Take the entries that follow and return only the lines from the one with "What does this" through the final line, leaving every picture behind.

* Input for this task

┄┄┄┄┄┄

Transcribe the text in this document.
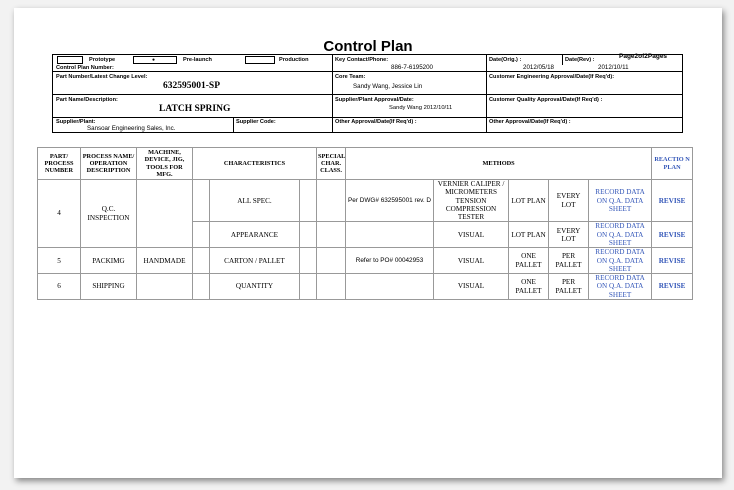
Control Plan
Page2of2Pages
Prototype	●	Pre-launch	Production
Control Plan Number:
Key Contact/Phone:
886-7-6195200
Date(Orig.) :
2012/05/18
Date(Rev) :
2012/10/11
Part Number/Latest Change Level:
632595001-SP
Core Team:
Sandy Wang, Jessice Lin
Customer Engineering Approval/Date(If Req'd):
Part Name/Description:
LATCH SPRING
Supplier/Plant Approval/Date:
Sandy Wang 2012/10/11
Customer Quality Approval/Date(If Req'd) :
Supplier/Plant:
Sansoar Engineering Sales, Inc.
Supplier Code:	Other Approval/Date(If Req'd) :	Other Approval/Date(If Req'd) :
PART/ PROCESS NUMBER	PROCESS NAME/ OPERATION DESCRIPTION	MACHINE, DEVICE, JIG, TOOLS FOR MFG.	CHARACTERISTICS			SPECIAL CHAR. CLASS.	METHODS					REACTIO N PLAN
4	Q.C. INSPECTION			ALL SPEC.			Per DWG# 632595001 rev. D	VERNIER CALIPER / MICROMETERS TENSION COMPRESSION TESTER	LOT PLAN	EVERY LOT	RECORD DATA ON Q.A. DATA SHEET	REVISE
				APPEARANCE				VISUAL	LOT PLAN	EVERY LOT	RECORD DATA ON Q.A. DATA SHEET	REVISE
5	PACKIMG	HANDMADE		CARTON / PALLET			Refer to PO# 00042953	VISUAL	ONE PALLET	PER PALLET	RECORD DATA ON Q.A. DATA SHEET	REVISE
6	SHIPPING			QUANTITY				VISUAL	ONE PALLET	PER PALLET	RECORD DATA ON Q.A. DATA SHEET	REVISE
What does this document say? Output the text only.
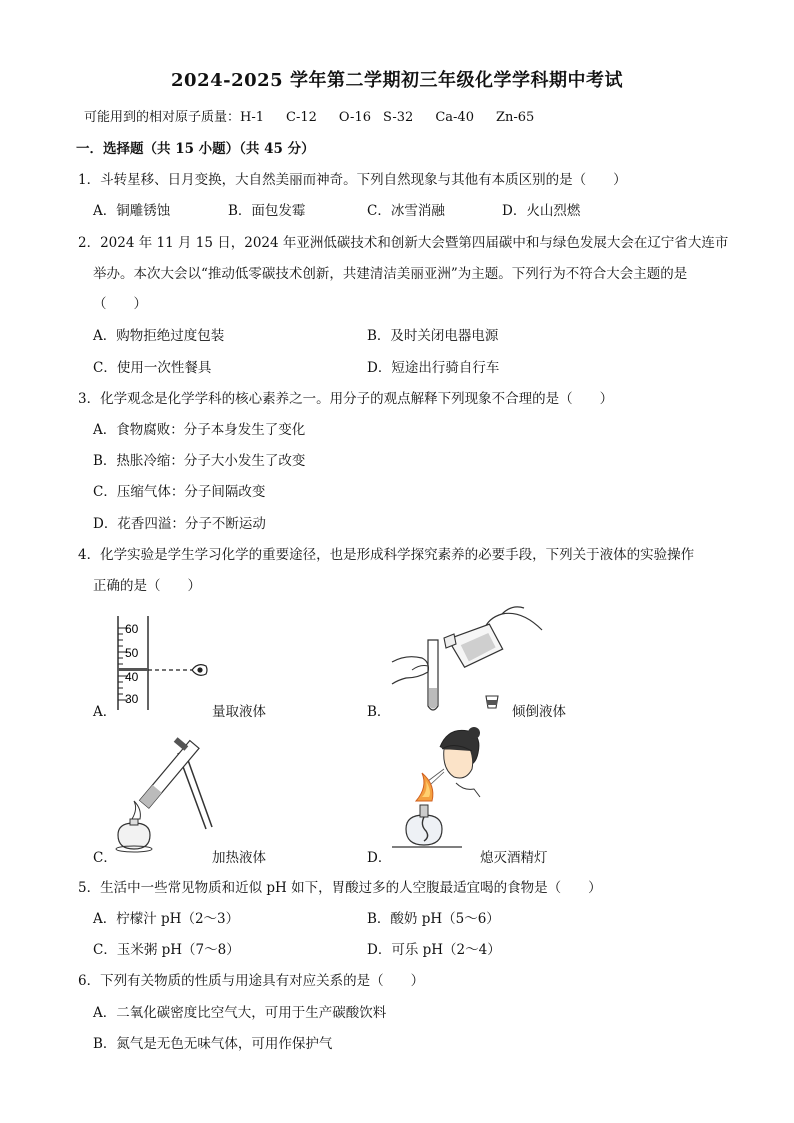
2024-2025 学年第二学期初三年级化学学科期中考试
可能用到的相对原子质量：H-1 C-12 O-16 S-32 Ca-40 Zn-65
一．选择题（共 15 小题）（共 45 分）
1．斗转星移、日月变换，大自然美丽而神奇。下列自然现象与其他有本质区别的是（　　）
A．铜雕锈蚀	B．面包发霉	C．冰雪消融	D．火山烈燃
2．2024 年 11 月 15 日，2024 年亚洲低碳技术和创新大会暨第四届碳中和与绿色发展大会在辽宁省大连市
举办。本次大会以“推动低零碳技术创新，共建清洁美丽亚洲”为主题。下列行为不符合大会主题的是
（　　）
A．购物拒绝过度包装	B．及时关闭电器电源
C．使用一次性餐具	D．短途出行骑自行车
3．化学观念是化学学科的核心素养之一。用分子的观点解释下列现象不合理的是（　　）
A．食物腐败：分子本身发生了变化
B．热胀冷缩：分子大小发生了改变
C．压缩气体：分子间隔改变
D．花香四溢：分子不断运动
4．化学实验是学生学习化学的重要途径，也是形成科学探究素养的必要手段，下列关于液体的实验操作
正确的是（　　）
A．
60
50
40
30
量取液体	B．	倾倒液体
C．	加热液体	D．	熄灭酒精灯
5．生活中一些常见物质和近似 pH 如下，胃酸过多的人空腹最适宜喝的食物是（　　）
A．柠檬汁 pH（2～3）	B．酸奶 pH（5～6）
C．玉米粥 pH（7～8）	D．可乐 pH（2～4）
6．下列有关物质的性质与用途具有对应关系的是（　　）
A．二氧化碳密度比空气大，可用于生产碳酸饮料
B．氮气是无色无味气体，可用作保护气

┄┄┄┄┄┄

* The answer
What does this document say? Output the text only.
2024-2025 学年第二学期初三年级化学学科期中考试
可能用到的相对原子质量：H-1 C-12 O-16 S-32 Ca-40 Zn-65
一．选择题（共 15 小题）（共 45 分）
1．斗转星移、日月变换，大自然美丽而神奇。下列自然现象与其他有本质区别的是（　　）
A．铜雕锈蚀	B．面包发霉	C．冰雪消融	D．火山烈燃
2．2024 年 11 月 15 日，2024 年亚洲低碳技术和创新大会暨第四届碳中和与绿色发展大会在辽宁省大连市
举办。本次大会以“推动低零碳技术创新，共建清洁美丽亚洲”为主题。下列行为不符合大会主题的是
（　　）
A．购物拒绝过度包装	B．及时关闭电器电源
C．使用一次性餐具	D．短途出行骑自行车
3．化学观念是化学学科的核心素养之一。用分子的观点解释下列现象不合理的是（　　）
A．食物腐败：分子本身发生了变化
B．热胀冷缩：分子大小发生了改变
C．压缩气体：分子间隔改变
D．花香四溢：分子不断运动
4．化学实验是学生学习化学的重要途径，也是形成科学探究素养的必要手段，下列关于液体的实验操作
正确的是（　　）
A．
60
50
40
30
量取液体	B．	倾倒液体
C．	加热液体	D．	熄灭酒精灯
5．生活中一些常见物质和近似 pH 如下，胃酸过多的人空腹最适宜喝的食物是（　　）
A．柠檬汁 pH（2～3）	B．酸奶 pH（5～6）
C．玉米粥 pH（7～8）	D．可乐 pH（2～4）
6．下列有关物质的性质与用途具有对应关系的是（　　）
A．二氧化碳密度比空气大，可用于生产碳酸饮料
B．氮气是无色无味气体，可用作保护气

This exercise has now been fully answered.